*REQUIRED TASK:* Exactly reproduce the lines from the one containing "Extract the structured" through the last line of the data, both ends included, leaving out pictures.

*RECORDS FOR PROCESSING:*
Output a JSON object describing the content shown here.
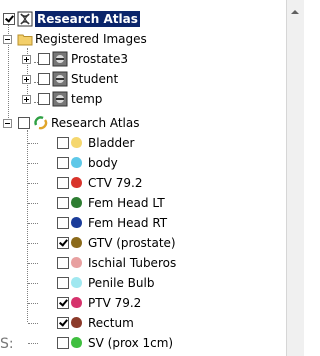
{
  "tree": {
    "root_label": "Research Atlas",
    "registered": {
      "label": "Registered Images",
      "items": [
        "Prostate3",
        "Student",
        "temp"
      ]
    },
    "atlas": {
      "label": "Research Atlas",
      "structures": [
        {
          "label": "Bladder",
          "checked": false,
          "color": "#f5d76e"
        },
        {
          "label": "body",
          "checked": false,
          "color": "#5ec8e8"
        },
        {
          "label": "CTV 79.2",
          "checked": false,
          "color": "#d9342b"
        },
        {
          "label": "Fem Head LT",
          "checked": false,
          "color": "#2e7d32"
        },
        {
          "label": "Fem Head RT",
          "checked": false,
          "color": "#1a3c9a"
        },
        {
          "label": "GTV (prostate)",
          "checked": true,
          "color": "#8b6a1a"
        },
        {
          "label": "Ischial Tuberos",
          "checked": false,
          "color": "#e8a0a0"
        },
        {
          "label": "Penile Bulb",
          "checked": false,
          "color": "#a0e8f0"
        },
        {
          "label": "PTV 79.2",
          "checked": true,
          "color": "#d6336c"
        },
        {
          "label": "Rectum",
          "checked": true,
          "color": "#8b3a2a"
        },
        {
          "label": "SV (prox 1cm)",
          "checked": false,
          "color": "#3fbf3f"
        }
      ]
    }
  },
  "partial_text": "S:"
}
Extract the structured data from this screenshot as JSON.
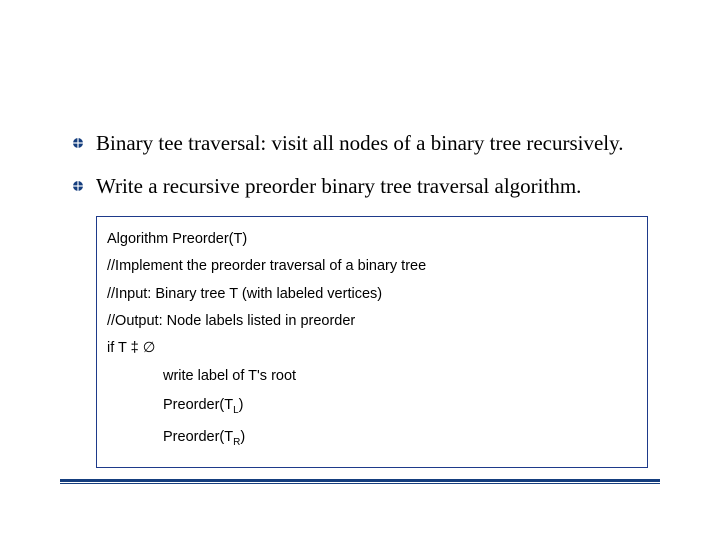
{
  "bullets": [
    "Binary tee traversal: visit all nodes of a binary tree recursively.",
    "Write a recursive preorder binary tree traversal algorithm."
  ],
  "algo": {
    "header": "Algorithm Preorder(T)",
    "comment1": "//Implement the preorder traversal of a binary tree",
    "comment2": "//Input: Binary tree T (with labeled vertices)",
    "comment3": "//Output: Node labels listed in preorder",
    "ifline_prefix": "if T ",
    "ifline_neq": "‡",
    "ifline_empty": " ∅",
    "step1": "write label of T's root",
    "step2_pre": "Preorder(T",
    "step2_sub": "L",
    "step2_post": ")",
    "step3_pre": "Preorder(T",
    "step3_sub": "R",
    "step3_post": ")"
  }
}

*RESULT OF THE EXERCISE:*
Extract the structured data from this screenshot as JSON.
{
  "bullets": [
    "Binary tee traversal: visit all nodes of a binary tree recursively.",
    "Write a recursive preorder binary tree traversal algorithm."
  ],
  "algo": {
    "header": "Algorithm Preorder(T)",
    "comment1": "//Implement the preorder traversal of a binary tree",
    "comment2": "//Input: Binary tree T (with labeled vertices)",
    "comment3": "//Output: Node labels listed in preorder",
    "ifline_prefix": "if T ",
    "ifline_neq": "‡",
    "ifline_empty": " ∅",
    "step1": "write label of T's root",
    "step2_pre": "Preorder(T",
    "step2_sub": "L",
    "step2_post": ")",
    "step3_pre": "Preorder(T",
    "step3_sub": "R",
    "step3_post": ")"
  }
}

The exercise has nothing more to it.